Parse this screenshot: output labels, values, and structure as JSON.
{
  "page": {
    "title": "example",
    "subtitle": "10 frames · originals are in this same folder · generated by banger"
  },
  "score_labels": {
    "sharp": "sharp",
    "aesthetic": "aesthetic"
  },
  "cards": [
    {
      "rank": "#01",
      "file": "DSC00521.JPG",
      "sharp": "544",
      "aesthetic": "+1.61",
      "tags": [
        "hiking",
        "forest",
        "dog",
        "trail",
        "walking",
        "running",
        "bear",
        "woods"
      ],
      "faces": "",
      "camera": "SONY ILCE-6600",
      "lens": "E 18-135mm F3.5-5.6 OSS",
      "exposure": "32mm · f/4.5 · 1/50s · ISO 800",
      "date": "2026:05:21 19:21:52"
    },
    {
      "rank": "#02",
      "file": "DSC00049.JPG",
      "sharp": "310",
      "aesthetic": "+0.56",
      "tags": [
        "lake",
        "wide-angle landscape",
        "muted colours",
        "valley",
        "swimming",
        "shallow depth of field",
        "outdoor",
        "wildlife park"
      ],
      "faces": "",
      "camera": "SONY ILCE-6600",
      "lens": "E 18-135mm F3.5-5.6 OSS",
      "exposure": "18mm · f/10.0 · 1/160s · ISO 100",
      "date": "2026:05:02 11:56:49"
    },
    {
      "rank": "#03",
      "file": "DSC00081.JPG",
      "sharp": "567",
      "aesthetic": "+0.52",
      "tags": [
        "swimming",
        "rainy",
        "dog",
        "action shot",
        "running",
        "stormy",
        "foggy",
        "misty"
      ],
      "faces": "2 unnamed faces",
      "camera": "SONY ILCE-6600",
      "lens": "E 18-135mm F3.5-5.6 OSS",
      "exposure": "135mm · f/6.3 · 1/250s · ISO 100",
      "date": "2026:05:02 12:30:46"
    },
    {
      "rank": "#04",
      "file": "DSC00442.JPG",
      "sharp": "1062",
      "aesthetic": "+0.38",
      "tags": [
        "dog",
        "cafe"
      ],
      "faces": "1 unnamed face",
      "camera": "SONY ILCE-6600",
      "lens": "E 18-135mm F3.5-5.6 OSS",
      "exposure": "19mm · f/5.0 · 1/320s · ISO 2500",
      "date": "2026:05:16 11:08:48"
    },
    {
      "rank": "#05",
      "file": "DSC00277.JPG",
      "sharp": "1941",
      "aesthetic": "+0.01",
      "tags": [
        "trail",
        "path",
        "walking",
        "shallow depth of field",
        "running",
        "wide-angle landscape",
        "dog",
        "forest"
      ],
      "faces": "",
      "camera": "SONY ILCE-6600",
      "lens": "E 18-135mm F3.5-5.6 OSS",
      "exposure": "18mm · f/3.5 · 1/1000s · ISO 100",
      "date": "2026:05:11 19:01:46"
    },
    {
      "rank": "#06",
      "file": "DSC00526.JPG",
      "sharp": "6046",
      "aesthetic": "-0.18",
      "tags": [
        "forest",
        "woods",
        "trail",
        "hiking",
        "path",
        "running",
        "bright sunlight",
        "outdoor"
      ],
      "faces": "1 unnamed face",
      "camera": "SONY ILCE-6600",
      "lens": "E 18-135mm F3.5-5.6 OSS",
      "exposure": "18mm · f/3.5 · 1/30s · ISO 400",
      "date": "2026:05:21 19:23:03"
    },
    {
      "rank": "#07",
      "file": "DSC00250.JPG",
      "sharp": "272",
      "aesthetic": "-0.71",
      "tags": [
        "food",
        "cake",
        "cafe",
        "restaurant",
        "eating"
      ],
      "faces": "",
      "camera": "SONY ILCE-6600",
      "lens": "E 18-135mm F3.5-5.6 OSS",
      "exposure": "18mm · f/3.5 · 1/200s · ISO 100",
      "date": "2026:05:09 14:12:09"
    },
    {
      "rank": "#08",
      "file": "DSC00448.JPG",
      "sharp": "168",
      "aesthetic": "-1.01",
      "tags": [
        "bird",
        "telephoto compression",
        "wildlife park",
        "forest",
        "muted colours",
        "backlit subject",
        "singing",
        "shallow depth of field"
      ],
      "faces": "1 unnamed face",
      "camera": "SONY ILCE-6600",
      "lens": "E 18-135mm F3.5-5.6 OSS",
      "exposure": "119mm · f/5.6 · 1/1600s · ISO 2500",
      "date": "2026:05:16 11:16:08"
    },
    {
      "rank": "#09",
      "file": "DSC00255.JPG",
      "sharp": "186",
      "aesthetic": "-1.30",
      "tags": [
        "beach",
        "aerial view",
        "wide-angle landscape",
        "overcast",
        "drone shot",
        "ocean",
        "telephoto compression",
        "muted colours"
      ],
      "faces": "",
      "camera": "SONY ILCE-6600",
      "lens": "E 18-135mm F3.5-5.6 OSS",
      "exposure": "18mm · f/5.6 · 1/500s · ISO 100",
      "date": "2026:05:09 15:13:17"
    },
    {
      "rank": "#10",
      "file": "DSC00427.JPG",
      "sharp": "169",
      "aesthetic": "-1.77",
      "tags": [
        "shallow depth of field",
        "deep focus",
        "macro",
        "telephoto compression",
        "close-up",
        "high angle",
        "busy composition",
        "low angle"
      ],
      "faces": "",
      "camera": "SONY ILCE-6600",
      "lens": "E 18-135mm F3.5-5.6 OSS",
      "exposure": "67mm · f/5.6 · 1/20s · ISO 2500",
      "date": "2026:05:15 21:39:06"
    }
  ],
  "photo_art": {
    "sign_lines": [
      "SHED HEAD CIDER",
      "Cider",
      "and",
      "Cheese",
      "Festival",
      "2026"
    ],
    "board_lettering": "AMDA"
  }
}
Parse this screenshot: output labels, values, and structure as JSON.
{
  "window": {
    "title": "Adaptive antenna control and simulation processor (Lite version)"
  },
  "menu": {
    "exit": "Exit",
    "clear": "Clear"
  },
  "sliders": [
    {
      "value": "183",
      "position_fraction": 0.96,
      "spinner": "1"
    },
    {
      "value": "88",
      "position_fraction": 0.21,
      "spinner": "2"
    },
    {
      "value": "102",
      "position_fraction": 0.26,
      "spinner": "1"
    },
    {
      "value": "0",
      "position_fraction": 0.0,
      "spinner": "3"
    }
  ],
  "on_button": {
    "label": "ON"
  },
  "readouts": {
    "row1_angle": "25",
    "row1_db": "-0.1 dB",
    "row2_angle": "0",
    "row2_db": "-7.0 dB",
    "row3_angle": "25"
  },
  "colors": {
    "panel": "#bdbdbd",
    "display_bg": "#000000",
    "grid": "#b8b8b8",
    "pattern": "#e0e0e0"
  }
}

**SET EXERCISE**
Quote all of the entries verbatim.

**WRITTEN ANSWER**
Parse this screenshot: output labels, values, and structure as JSON.
{
  "page": {
    "title": "example",
    "subtitle": "10 frames · originals are in this same folder · generated by banger"
  },
  "score_labels": {
    "sharp": "sharp",
    "aesthetic": "aesthetic"
  },
  "cards": [
    {
      "rank": "#01",
      "file": "DSC00521.JPG",
      "sharp": "544",
      "aesthetic": "+1.61",
      "tags": [
        "hiking",
        "forest",
        "dog",
        "trail",
        "walking",
        "running",
        "bear",
        "woods"
      ],
      "faces": "",
      "camera": "SONY ILCE-6600",
      "lens": "E 18-135mm F3.5-5.6 OSS",
      "exposure": "32mm · f/4.5 · 1/50s · ISO 800",
      "date": "2026:05:21 19:21:52"
    },
    {
      "rank": "#02",
      "file": "DSC00049.JPG",
      "sharp": "310",
      "aesthetic": "+0.56",
      "tags": [
        "lake",
        "wide-angle landscape",
        "muted colours",
        "valley",
        "swimming",
        "shallow depth of field",
        "outdoor",
        "wildlife park"
      ],
      "faces": "",
      "camera": "SONY ILCE-6600",
      "lens": "E 18-135mm F3.5-5.6 OSS",
      "exposure": "18mm · f/10.0 · 1/160s · ISO 100",
      "date": "2026:05:02 11:56:49"
    },
    {
      "rank": "#03",
      "file": "DSC00081.JPG",
      "sharp": "567",
      "aesthetic": "+0.52",
      "tags": [
        "swimming",
        "rainy",
        "dog",
        "action shot",
        "running",
        "stormy",
        "foggy",
        "misty"
      ],
      "faces": "2 unnamed faces",
      "camera": "SONY ILCE-6600",
      "lens": "E 18-135mm F3.5-5.6 OSS",
      "exposure": "135mm · f/6.3 · 1/250s · ISO 100",
      "date": "2026:05:02 12:30:46"
    },
    {
      "rank": "#04",
      "file": "DSC00442.JPG",
      "sharp": "1062",
      "aesthetic": "+0.38",
      "tags": [
        "dog",
        "cafe"
      ],
      "faces": "1 unnamed face",
      "camera": "SONY ILCE-6600",
      "lens": "E 18-135mm F3.5-5.6 OSS",
      "exposure": "19mm · f/5.0 · 1/320s · ISO 2500",
      "date": "2026:05:16 11:08:48"
    },
    {
      "rank": "#05",
      "file": "DSC00277.JPG",
      "sharp": "1941",
      "aesthetic": "+0.01",
      "tags": [
        "trail",
        "path",
        "walking",
        "shallow depth of field",
        "running",
        "wide-angle landscape",
        "dog",
        "forest"
      ],
      "faces": "",
      "camera": "SONY ILCE-6600",
      "lens": "E 18-135mm F3.5-5.6 OSS",
      "exposure": "18mm · f/3.5 · 1/1000s · ISO 100",
      "date": "2026:05:11 19:01:46"
    },
    {
      "rank": "#06",
      "file": "DSC00526.JPG",
      "sharp": "6046",
      "aesthetic": "-0.18",
      "tags": [
        "forest",
        "woods",
        "trail",
        "hiking",
        "path",
        "running",
        "bright sunlight",
        "outdoor"
      ],
      "faces": "1 unnamed face",
      "camera": "SONY ILCE-6600",
      "lens": "E 18-135mm F3.5-5.6 OSS",
      "exposure": "18mm · f/3.5 · 1/30s · ISO 400",
      "date": "2026:05:21 19:23:03"
    },
    {
      "rank": "#07",
      "file": "DSC00250.JPG",
      "sharp": "272",
      "aesthetic": "-0.71",
      "tags": [
        "food",
        "cake",
        "cafe",
        "restaurant",
        "eating"
      ],
      "faces": "",
      "camera": "SONY ILCE-6600",
      "lens": "E 18-135mm F3.5-5.6 OSS",
      "exposure": "18mm · f/3.5 · 1/200s · ISO 100",
      "date": "2026:05:09 14:12:09"
    },
    {
      "rank": "#08",
      "file": "DSC00448.JPG",
      "sharp": "168",
      "aesthetic": "-1.01",
      "tags": [
        "bird",
        "telephoto compression",
        "wildlife park",
        "forest",
        "muted colours",
        "backlit subject",
        "singing",
        "shallow depth of field"
      ],
      "faces": "1 unnamed face",
      "camera": "SONY ILCE-6600",
      "lens": "E 18-135mm F3.5-5.6 OSS",
      "exposure": "119mm · f/5.6 · 1/1600s · ISO 2500",
      "date": "2026:05:16 11:16:08"
    },
    {
      "rank": "#09",
      "file": "DSC00255.JPG",
      "sharp": "186",
      "aesthetic": "-1.30",
      "tags": [
        "beach",
        "aerial view",
        "wide-angle landscape",
        "overcast",
        "drone shot",
        "ocean",
        "telephoto compression",
        "muted colours"
      ],
      "faces": "",
      "camera": "SONY ILCE-6600",
      "lens": "E 18-135mm F3.5-5.6 OSS",
      "exposure": "18mm · f/5.6 · 1/500s · ISO 100",
      "date": "2026:05:09 15:13:17"
    },
    {
      "rank": "#10",
      "file": "DSC00427.JPG",
      "sharp": "169",
      "aesthetic": "-1.77",
      "tags": [
        "shallow depth of field",
        "deep focus",
        "macro",
        "telephoto compression",
        "close-up",
        "high angle",
        "busy composition",
        "low angle"
      ],
      "faces": "",
      "camera": "SONY ILCE-6600",
      "lens": "E 18-135mm F3.5-5.6 OSS",
      "exposure": "67mm · f/5.6 · 1/20s · ISO 2500",
      "date": "2026:05:15 21:39:06"
    }
  ],
  "photo_art": {
    "sign_lines": [
      "SHED HEAD CIDER",
      "Cider",
      "and",
      "Cheese",
      "Festival",
      "2026"
    ],
    "board_lettering": "AMDA"
  }
}
Parse this screenshot: output labels, values, and structure as JSON.
{
  "window": {
    "title": "Adaptive antenna control and simulation processor (Lite version)"
  },
  "menu": {
    "exit": "Exit",
    "clear": "Clear"
  },
  "sliders": [
    {
      "value": "183",
      "position_fraction": 0.96,
      "spinner": "1"
    },
    {
      "value": "88",
      "position_fraction": 0.21,
      "spinner": "2"
    },
    {
      "value": "102",
      "position_fraction": 0.26,
      "spinner": "1"
    },
    {
      "value": "0",
      "position_fraction": 0.0,
      "spinner": "3"
    }
  ],
  "on_button": {
    "label": "ON"
  },
  "readouts": {
    "row1_angle": "25",
    "row1_db": "-0.1 dB",
    "row2_angle": "0",
    "row2_db": "-7.0 dB",
    "row3_angle": "25"
  },
  "colors": {
    "panel": "#bdbdbd",
    "display_bg": "#000000",
    "grid": "#b8b8b8",
    "pattern": "#e0e0e0"
  }
}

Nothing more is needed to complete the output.